── INPUT

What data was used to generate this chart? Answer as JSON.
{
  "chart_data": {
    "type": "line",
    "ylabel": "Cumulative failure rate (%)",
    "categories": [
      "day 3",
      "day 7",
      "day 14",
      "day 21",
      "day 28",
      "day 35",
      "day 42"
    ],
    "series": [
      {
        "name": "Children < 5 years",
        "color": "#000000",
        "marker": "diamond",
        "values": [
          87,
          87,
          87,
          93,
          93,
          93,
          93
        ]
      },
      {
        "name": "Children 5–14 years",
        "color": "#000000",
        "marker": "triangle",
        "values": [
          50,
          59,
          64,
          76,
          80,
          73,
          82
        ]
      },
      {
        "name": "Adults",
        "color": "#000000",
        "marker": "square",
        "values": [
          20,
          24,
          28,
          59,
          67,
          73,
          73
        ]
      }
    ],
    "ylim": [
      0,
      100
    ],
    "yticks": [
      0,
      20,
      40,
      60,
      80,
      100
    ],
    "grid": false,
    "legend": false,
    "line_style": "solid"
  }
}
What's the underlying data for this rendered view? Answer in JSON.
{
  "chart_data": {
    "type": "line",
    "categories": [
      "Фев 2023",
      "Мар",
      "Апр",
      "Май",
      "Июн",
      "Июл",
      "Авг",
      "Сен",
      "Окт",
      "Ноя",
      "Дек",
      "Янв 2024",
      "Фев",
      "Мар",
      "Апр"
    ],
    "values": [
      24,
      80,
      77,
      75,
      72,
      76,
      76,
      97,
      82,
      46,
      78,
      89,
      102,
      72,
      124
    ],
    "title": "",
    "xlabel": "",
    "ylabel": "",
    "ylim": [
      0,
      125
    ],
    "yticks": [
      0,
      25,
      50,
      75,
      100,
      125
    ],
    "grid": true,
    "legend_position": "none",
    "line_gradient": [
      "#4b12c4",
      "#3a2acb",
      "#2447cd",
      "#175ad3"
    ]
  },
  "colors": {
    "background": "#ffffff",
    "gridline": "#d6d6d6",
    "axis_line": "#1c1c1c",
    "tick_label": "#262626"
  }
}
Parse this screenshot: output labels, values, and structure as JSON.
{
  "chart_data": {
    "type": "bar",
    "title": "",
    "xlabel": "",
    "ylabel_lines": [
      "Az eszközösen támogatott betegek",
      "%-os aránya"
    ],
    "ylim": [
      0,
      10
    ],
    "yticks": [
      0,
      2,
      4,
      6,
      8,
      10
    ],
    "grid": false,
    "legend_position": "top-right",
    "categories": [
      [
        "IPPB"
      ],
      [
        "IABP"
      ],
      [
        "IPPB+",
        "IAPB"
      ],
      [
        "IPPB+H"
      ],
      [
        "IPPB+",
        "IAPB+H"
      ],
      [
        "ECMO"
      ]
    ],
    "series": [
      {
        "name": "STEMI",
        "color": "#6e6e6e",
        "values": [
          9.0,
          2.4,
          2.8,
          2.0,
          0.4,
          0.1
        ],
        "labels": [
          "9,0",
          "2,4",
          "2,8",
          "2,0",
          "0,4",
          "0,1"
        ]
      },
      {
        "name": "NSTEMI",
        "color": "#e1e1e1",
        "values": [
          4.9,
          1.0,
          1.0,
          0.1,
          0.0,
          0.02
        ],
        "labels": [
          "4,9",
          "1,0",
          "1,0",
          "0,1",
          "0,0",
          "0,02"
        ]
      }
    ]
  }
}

────

TASK INSTRUCTIONS: Repeat back the data above, exact to the last character.

RESULT BELOW:
What data was used to generate this chart? Answer as JSON.
{
  "chart_data": {
    "type": "line",
    "ylabel": "Cumulative failure rate (%)",
    "categories": [
      "day 3",
      "day 7",
      "day 14",
      "day 21",
      "day 28",
      "day 35",
      "day 42"
    ],
    "series": [
      {
        "name": "Children < 5 years",
        "color": "#000000",
        "marker": "diamond",
        "values": [
          87,
          87,
          87,
          93,
          93,
          93,
          93
        ]
      },
      {
        "name": "Children 5–14 years",
        "color": "#000000",
        "marker": "triangle",
        "values": [
          50,
          59,
          64,
          76,
          80,
          73,
          82
        ]
      },
      {
        "name": "Adults",
        "color": "#000000",
        "marker": "square",
        "values": [
          20,
          24,
          28,
          59,
          67,
          73,
          73
        ]
      }
    ],
    "ylim": [
      0,
      100
    ],
    "yticks": [
      0,
      20,
      40,
      60,
      80,
      100
    ],
    "grid": false,
    "legend": false,
    "line_style": "solid"
  }
}
What's the underlying data for this rendered view? Answer in JSON.
{
  "chart_data": {
    "type": "line",
    "categories": [
      "Фев 2023",
      "Мар",
      "Апр",
      "Май",
      "Июн",
      "Июл",
      "Авг",
      "Сен",
      "Окт",
      "Ноя",
      "Дек",
      "Янв 2024",
      "Фев",
      "Мар",
      "Апр"
    ],
    "values": [
      24,
      80,
      77,
      75,
      72,
      76,
      76,
      97,
      82,
      46,
      78,
      89,
      102,
      72,
      124
    ],
    "title": "",
    "xlabel": "",
    "ylabel": "",
    "ylim": [
      0,
      125
    ],
    "yticks": [
      0,
      25,
      50,
      75,
      100,
      125
    ],
    "grid": true,
    "legend_position": "none",
    "line_gradient": [
      "#4b12c4",
      "#3a2acb",
      "#2447cd",
      "#175ad3"
    ]
  },
  "colors": {
    "background": "#ffffff",
    "gridline": "#d6d6d6",
    "axis_line": "#1c1c1c",
    "tick_label": "#262626"
  }
}
Parse this screenshot: output labels, values, and structure as JSON.
{
  "chart_data": {
    "type": "bar",
    "title": "",
    "xlabel": "",
    "ylabel_lines": [
      "Az eszközösen támogatott betegek",
      "%-os aránya"
    ],
    "ylim": [
      0,
      10
    ],
    "yticks": [
      0,
      2,
      4,
      6,
      8,
      10
    ],
    "grid": false,
    "legend_position": "top-right",
    "categories": [
      [
        "IPPB"
      ],
      [
        "IABP"
      ],
      [
        "IPPB+",
        "IAPB"
      ],
      [
        "IPPB+H"
      ],
      [
        "IPPB+",
        "IAPB+H"
      ],
      [
        "ECMO"
      ]
    ],
    "series": [
      {
        "name": "STEMI",
        "color": "#6e6e6e",
        "values": [
          9.0,
          2.4,
          2.8,
          2.0,
          0.4,
          0.1
        ],
        "labels": [
          "9,0",
          "2,4",
          "2,8",
          "2,0",
          "0,4",
          "0,1"
        ]
      },
      {
        "name": "NSTEMI",
        "color": "#e1e1e1",
        "values": [
          4.9,
          1.0,
          1.0,
          0.1,
          0.0,
          0.02
        ],
        "labels": [
          "4,9",
          "1,0",
          "1,0",
          "0,1",
          "0,0",
          "0,02"
        ]
      }
    ]
  }
}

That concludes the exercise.